▸ To be done: Identify the lines that contain the word "رهبران" and copy each one.

** start Records for the task **

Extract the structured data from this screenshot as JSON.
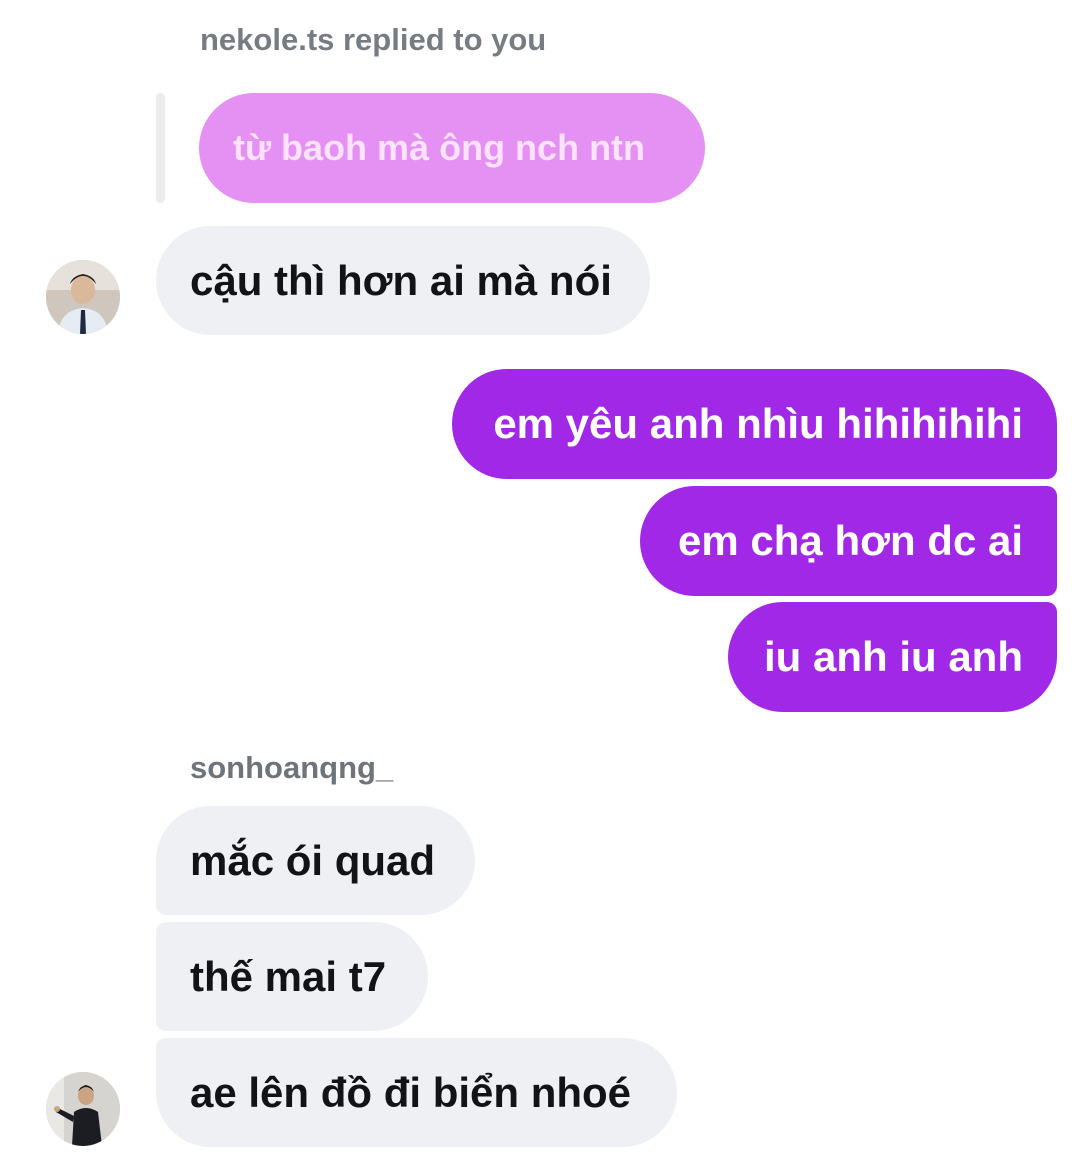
{
  "reply_context": {
    "caption": "nekole.ts replied to you",
    "quoted_text": "từ baoh mà ông nch ntn"
  },
  "messages": {
    "incoming_1": "cậu thì hơn ai mà nói",
    "outgoing_1": "em yêu anh nhìu hihihihihi",
    "outgoing_2": "em chạ hơn dc ai",
    "outgoing_3": "iu anh iu anh",
    "incoming_2": "mắc ói quad",
    "incoming_3": "thế mai t7",
    "incoming_4": "ae lên đồ đi biển nhoé"
  },
  "sender_name": "sonhoanqng_",
  "colors": {
    "outgoing_bubble": "#a128e6",
    "quoted_bubble": "#e590f3",
    "incoming_bubble": "#eff0f3",
    "caption_text": "#777c83"
  }
}
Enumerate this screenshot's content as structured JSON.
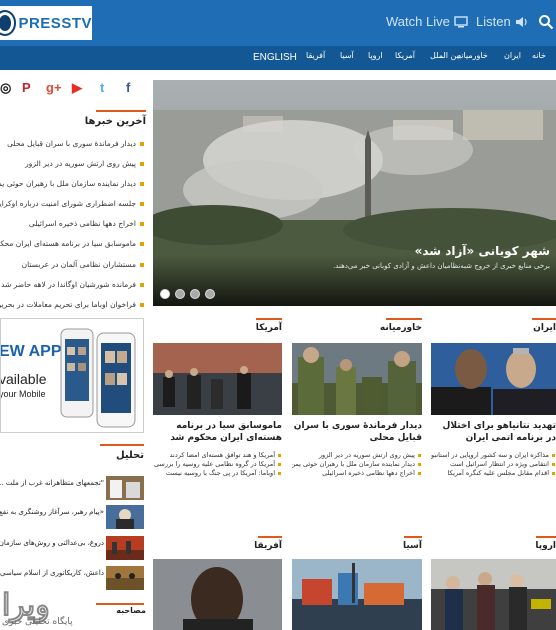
{
  "header": {
    "logo_text": "PRESSTV",
    "watch_live": "Watch Live",
    "listen": "Listen"
  },
  "nav": {
    "items": [
      "خانه",
      "ایران",
      "خاورمیانه",
      "بین‌ الملل",
      "آمریکا",
      "اروپا",
      "آسیا",
      "آفریقا"
    ],
    "english": "ENGLISH"
  },
  "social": [
    "f",
    "t",
    "▶",
    "g+",
    "P",
    "◎"
  ],
  "latest": {
    "title": "آخرین خبرها",
    "items": [
      "دیدار فرماندهٔ سوری با سران قبایل محلی",
      "پیش روی ارتش سوریه در دیر الزور",
      "دیدار نماینده سازمان ملل با رهبران حوثی یمن",
      "جلسه اضطراری شورای امنیت درباره اوکراین",
      "اخراج دهها نظامی ذخیره اسرائیلی",
      "ماموسابق سیا در برنامه هسته‌ای ایران محکوم شد",
      "مستشاران نظامی آلمان در عربستان",
      "فرمانده شورشیان اوگاندا در لاهه حاضر شد",
      "فراخوان اوباما برای تحریم معاملات در بحرین"
    ]
  },
  "slider": {
    "title": "شهر کوبانی «آزاد شد»",
    "subtitle": "برخی منابع خبری از خروج شبه‌نظامیان داعش و آزادی کوبانی خبر می‌دهند.",
    "dots": 4
  },
  "app_banner": {
    "line1": "EW APP",
    "line2": "vailable",
    "line3": "your Mobile"
  },
  "analysis": {
    "title": "تحلیل",
    "items": [
      "\"تجمعهای متظاهرانه غرب از ملت ... عبدالله\"",
      "«پیام رهبر، سرآغاز روشنگری به نفع اسلام»",
      "دروغ، بی‌عدالتی و روش‌های سازمان ...",
      "داعش، کاریکاتوری از اسلام سیاسی ..."
    ]
  },
  "interviews_title": "مصاحبه",
  "columns": [
    {
      "head": "آمریکا",
      "title": "ماموسابق سیا در برنامه هسته‌ای ایران محکوم شد",
      "bullets": [
        "آمریکا و هند توافق هسته‌ای امضا کردند",
        "آمریکا در گروه نظامی علیه روسیه را بررسی می‌کند",
        "اوباما: آمریکا در پی جنگ با روسیه نیست"
      ]
    },
    {
      "head": "خاورمیانه",
      "title": "دیدار فرماندهٔ سوری با سران قبایل محلی",
      "bullets": [
        "پیش روی ارتش سوریه در دیر الزور",
        "دیدار نماینده سازمان ملل با رهبران حوثی یمن",
        "اخراج دهها نظامی ذخیره اسرائیلی"
      ]
    },
    {
      "head": "ایران",
      "title": "تهدید نتانیاهو برای اختلال در برنامه اتمی ایران",
      "bullets": [
        "مذاکره ایران و سه کشور اروپایی در استانبول",
        "انتقامی ویژه در انتظار اسرائیل است",
        "اقدام مقابل مجلس علیه کنگره آمریکا"
      ]
    }
  ],
  "bottom_heads": [
    "آفریقا",
    "آسیا",
    "اروپا"
  ],
  "watermark": "ویرا",
  "watermark_sub": "پایگاه تحلیلی خبری"
}
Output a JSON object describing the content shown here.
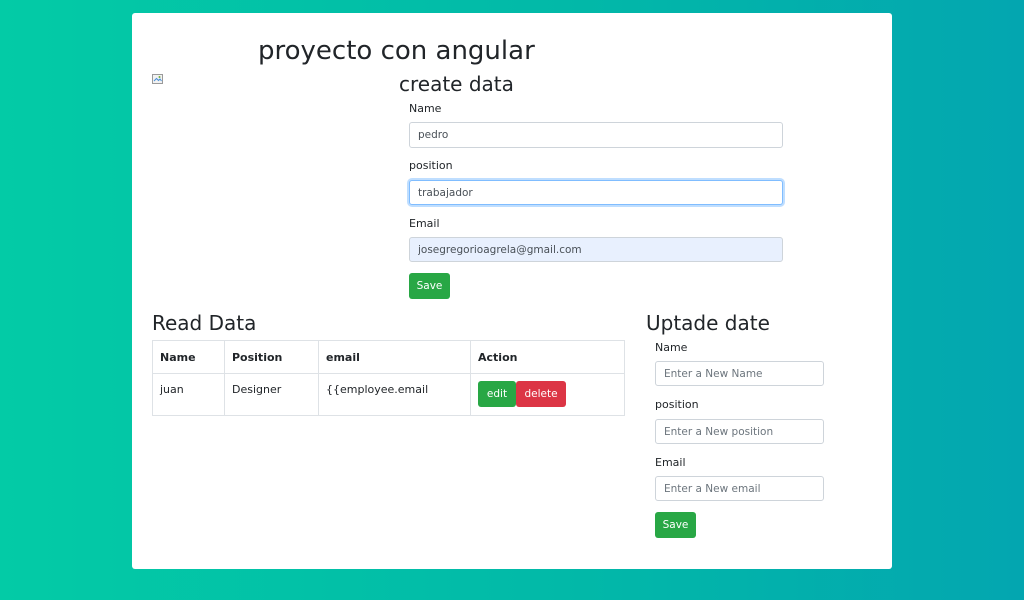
{
  "header": {
    "title": "proyecto con angular"
  },
  "create_form": {
    "title": "create data",
    "name_label": "Name",
    "name_value": "pedro",
    "position_label": "position",
    "position_value": "trabajador",
    "email_label": "Email",
    "email_value": "josegregorioagrela@gmail.com",
    "save_label": "Save"
  },
  "read_section": {
    "title": "Read Data",
    "columns": [
      "Name",
      "Position",
      "email",
      "Action"
    ],
    "rows": [
      {
        "name": "juan",
        "position": "Designer",
        "email": "{{employee.email",
        "edit_label": "edit",
        "delete_label": "delete"
      }
    ]
  },
  "update_form": {
    "title": "Uptade date",
    "name_label": "Name",
    "name_placeholder": "Enter a New Name",
    "position_label": "position",
    "position_placeholder": "Enter a New position",
    "email_label": "Email",
    "email_placeholder": "Enter a New email",
    "save_label": "Save"
  },
  "colors": {
    "background_start": "#03cba6",
    "background_end": "#03a6b0",
    "success": "#28a745",
    "danger": "#dc3545",
    "focus": "#80bdff",
    "autofill": "#e8f0fe"
  },
  "icons": {
    "broken_image": "broken-image-icon"
  }
}
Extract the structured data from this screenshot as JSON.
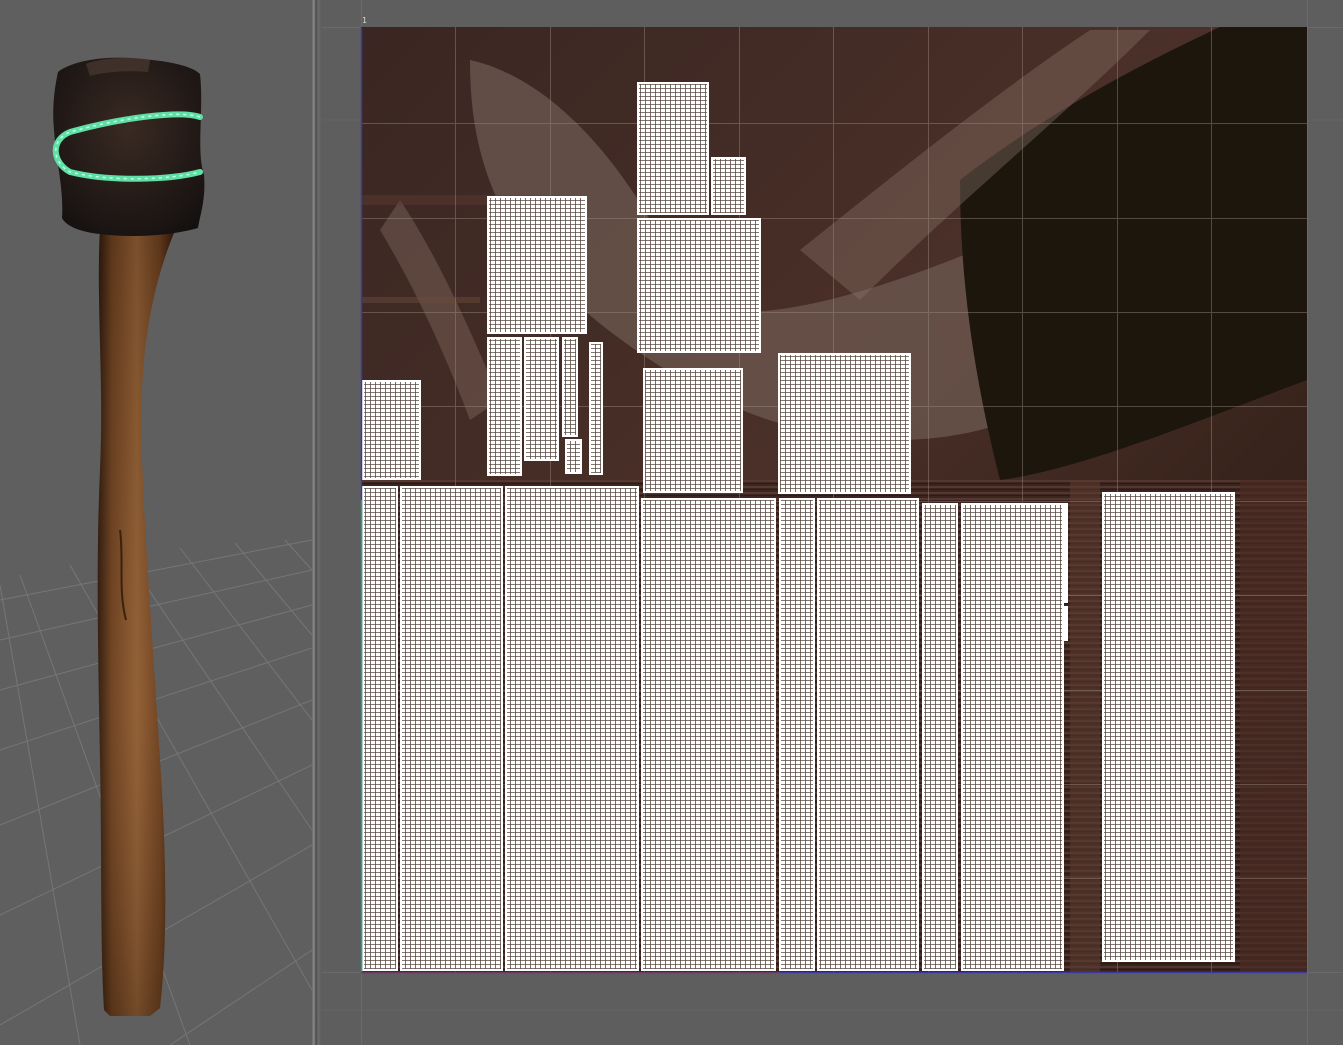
{
  "viewport3d": {
    "object": "wooden-club",
    "selection_highlight": "#5ee0a6",
    "grid_color": "#7a7a7a",
    "background": "#5f5f5f"
  },
  "uv_editor": {
    "background": "#5e5e5e",
    "grid_color": "#6e6e6e",
    "texture_dark": "#2a1a14",
    "texture_light": "#7a6256",
    "uv_shell_color": "#ffffff",
    "u_axis_color": "#3a3aa0",
    "v_axis_color": "#3aa05a",
    "origin_marker": "1"
  }
}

** end Records for the task **

▸ Output of the task:
      "دیدار نماینده سازمان ملل با رهبران حوثی یمن",
        "دیدار نماینده سازمان ملل با رهبران حوثی یمن",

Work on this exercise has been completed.